## [STATED EXERCISE]
From the listing below, tally the lines that include "text". Return only the total.
▬▬▬▬▬▬▬▬▬▬
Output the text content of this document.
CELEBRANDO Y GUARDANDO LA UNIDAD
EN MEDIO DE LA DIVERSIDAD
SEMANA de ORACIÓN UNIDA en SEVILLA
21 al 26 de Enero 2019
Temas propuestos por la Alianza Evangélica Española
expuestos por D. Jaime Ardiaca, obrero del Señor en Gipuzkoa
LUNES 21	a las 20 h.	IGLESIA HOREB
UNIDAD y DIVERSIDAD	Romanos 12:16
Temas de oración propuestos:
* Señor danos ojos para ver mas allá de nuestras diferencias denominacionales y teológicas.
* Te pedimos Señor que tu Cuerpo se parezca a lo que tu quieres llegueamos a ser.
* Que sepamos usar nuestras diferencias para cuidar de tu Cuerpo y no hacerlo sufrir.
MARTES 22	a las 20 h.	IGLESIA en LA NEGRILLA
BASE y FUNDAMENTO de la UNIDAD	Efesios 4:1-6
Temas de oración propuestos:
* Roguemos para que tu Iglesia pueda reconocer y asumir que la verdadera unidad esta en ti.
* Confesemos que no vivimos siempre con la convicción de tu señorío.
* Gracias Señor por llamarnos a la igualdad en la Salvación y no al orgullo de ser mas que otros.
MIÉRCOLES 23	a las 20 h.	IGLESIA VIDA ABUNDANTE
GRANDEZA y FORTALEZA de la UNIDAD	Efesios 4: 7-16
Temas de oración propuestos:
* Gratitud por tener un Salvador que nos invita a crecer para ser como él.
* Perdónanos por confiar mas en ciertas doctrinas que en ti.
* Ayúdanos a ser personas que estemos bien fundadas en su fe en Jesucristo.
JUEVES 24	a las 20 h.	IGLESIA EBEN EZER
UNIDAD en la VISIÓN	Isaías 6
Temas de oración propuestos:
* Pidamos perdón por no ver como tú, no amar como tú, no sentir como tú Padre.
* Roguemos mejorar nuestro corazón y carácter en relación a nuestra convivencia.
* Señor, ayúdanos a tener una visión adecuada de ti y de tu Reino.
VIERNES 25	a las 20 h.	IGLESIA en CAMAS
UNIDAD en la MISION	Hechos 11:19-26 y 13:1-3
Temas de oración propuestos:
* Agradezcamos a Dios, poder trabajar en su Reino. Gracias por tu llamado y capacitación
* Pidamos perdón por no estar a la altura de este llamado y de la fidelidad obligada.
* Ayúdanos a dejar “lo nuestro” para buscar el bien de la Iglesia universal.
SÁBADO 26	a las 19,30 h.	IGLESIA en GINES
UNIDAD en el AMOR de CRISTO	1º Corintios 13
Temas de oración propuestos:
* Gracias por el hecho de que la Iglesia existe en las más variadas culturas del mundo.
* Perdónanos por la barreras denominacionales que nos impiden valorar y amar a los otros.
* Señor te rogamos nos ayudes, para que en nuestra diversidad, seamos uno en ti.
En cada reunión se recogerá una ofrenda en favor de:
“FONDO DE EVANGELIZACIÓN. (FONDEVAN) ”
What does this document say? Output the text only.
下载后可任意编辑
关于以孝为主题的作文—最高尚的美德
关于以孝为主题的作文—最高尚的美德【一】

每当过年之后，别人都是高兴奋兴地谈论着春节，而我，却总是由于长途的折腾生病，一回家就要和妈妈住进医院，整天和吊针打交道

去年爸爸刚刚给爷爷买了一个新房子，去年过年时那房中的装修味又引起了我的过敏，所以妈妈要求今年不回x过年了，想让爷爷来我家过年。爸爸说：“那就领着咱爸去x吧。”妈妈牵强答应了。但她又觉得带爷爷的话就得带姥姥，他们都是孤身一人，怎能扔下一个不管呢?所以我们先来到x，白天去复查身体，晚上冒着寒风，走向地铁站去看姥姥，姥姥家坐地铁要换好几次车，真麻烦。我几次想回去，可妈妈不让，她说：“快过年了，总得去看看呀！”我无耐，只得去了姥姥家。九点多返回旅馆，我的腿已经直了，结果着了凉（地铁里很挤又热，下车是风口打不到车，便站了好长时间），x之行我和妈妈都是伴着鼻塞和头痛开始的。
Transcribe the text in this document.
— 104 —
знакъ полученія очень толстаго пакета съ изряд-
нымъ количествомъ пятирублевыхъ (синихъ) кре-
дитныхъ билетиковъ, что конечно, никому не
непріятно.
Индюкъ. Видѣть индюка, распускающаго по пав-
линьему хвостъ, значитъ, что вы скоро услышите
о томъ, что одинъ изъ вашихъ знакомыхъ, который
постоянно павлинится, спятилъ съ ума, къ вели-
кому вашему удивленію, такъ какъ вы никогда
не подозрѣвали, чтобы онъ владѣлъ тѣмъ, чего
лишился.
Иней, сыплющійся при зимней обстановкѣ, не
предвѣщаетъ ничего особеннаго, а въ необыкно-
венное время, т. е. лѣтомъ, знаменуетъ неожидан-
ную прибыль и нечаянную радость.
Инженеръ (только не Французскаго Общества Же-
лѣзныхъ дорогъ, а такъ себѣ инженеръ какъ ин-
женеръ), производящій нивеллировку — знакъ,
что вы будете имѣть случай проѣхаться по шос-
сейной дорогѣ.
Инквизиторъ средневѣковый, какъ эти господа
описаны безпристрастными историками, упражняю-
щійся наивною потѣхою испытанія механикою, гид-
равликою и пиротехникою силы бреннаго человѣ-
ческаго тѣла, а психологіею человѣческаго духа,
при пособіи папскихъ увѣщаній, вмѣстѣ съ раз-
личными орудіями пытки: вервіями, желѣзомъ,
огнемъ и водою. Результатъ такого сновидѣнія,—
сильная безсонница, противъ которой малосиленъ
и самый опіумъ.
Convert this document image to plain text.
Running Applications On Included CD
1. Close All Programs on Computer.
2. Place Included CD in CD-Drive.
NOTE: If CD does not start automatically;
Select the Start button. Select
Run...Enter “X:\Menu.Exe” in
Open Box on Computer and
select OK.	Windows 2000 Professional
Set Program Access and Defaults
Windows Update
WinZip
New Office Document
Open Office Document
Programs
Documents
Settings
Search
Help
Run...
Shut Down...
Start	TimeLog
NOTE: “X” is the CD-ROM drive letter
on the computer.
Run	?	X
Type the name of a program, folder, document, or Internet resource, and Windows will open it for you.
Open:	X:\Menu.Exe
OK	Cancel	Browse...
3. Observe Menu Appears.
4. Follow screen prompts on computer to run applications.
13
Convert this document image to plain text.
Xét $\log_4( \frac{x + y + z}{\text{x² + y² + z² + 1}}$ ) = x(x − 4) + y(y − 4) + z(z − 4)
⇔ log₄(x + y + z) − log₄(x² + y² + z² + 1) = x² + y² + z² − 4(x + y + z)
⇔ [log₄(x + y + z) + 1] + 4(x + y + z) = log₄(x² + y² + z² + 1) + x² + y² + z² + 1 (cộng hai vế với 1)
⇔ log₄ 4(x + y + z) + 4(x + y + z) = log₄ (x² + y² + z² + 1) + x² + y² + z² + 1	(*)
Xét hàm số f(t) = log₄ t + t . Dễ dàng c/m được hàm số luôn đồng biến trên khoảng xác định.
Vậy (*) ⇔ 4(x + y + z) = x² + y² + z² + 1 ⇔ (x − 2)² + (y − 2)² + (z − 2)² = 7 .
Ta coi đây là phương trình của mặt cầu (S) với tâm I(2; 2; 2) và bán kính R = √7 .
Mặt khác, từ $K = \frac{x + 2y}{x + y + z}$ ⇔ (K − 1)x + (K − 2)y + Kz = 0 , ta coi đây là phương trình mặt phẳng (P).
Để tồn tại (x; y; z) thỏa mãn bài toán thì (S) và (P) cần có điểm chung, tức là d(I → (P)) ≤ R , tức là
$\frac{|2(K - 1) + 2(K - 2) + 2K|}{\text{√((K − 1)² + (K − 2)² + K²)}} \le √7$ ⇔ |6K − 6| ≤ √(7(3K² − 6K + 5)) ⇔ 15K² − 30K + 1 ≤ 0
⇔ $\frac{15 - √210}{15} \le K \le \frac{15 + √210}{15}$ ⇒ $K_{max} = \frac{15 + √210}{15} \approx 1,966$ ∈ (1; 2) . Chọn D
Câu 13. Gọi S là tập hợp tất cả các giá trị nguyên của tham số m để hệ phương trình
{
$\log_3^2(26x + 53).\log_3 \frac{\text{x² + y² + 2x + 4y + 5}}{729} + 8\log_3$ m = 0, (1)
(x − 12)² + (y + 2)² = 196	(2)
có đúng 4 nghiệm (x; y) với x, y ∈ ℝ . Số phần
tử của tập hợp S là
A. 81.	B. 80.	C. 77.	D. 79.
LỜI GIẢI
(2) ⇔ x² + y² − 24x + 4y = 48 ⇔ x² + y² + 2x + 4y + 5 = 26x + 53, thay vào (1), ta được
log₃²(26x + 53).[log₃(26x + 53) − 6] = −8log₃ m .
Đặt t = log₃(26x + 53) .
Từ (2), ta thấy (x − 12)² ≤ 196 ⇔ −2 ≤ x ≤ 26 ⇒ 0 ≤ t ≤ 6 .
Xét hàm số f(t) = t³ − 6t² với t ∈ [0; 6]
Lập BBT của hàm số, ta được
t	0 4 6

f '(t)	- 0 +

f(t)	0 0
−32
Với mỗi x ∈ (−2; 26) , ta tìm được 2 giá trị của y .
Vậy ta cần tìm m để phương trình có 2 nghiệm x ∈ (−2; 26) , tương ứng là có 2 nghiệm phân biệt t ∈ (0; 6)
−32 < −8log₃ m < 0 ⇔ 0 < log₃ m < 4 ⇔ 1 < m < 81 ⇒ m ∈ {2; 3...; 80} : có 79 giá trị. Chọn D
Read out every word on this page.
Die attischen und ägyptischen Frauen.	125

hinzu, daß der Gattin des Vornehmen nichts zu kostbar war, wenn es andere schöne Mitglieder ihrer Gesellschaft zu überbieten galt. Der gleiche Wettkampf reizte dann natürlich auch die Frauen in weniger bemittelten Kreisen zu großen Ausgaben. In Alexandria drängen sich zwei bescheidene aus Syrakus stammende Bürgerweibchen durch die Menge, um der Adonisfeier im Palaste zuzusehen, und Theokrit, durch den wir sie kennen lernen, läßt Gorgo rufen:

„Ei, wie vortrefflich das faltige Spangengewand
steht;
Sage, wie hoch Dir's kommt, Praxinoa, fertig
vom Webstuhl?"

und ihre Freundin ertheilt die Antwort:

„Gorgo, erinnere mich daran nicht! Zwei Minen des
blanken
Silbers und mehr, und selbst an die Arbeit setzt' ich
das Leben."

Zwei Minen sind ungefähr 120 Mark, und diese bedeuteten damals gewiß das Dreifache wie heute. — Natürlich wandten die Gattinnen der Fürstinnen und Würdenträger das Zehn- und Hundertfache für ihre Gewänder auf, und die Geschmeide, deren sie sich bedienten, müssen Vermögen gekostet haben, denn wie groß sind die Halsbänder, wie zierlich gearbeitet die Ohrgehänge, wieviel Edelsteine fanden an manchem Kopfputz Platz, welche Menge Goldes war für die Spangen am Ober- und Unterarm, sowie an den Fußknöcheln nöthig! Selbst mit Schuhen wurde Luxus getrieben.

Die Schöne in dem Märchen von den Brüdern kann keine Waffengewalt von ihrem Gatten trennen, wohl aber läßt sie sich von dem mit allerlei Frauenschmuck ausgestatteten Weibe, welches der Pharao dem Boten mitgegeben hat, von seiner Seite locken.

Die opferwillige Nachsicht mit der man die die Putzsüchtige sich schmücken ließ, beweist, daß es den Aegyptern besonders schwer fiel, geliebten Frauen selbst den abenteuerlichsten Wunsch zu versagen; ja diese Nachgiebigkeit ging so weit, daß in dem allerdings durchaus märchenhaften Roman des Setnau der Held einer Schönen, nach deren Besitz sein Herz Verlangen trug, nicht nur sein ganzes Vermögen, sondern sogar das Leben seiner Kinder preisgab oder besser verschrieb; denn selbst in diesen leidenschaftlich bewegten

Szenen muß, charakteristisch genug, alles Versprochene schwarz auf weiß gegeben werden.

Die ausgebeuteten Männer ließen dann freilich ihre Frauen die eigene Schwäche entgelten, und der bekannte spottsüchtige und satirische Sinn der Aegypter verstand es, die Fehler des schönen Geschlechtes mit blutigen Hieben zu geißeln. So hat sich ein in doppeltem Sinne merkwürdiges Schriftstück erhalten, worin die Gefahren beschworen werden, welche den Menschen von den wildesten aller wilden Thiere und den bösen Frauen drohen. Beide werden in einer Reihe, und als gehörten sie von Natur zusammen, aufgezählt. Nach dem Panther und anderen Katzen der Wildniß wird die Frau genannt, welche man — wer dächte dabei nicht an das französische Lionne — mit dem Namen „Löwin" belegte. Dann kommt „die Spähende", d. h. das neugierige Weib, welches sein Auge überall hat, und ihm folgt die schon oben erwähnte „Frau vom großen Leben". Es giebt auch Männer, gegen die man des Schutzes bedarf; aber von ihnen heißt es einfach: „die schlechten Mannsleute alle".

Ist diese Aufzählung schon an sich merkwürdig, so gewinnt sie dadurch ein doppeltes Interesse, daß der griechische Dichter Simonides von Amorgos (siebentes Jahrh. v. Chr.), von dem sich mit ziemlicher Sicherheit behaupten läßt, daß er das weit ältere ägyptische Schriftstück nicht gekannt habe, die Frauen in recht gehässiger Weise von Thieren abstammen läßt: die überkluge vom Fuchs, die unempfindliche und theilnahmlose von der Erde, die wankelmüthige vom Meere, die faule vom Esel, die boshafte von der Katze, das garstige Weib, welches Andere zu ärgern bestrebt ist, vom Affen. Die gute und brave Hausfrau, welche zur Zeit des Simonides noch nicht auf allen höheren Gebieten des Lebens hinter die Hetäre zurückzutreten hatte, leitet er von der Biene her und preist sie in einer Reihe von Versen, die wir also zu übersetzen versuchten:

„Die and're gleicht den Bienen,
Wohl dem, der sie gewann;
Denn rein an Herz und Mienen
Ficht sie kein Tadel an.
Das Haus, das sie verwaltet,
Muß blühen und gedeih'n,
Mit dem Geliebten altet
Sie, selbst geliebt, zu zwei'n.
▬▬▬▬▬▬▬▬▬▬
## [WRITTEN ANSWER]
8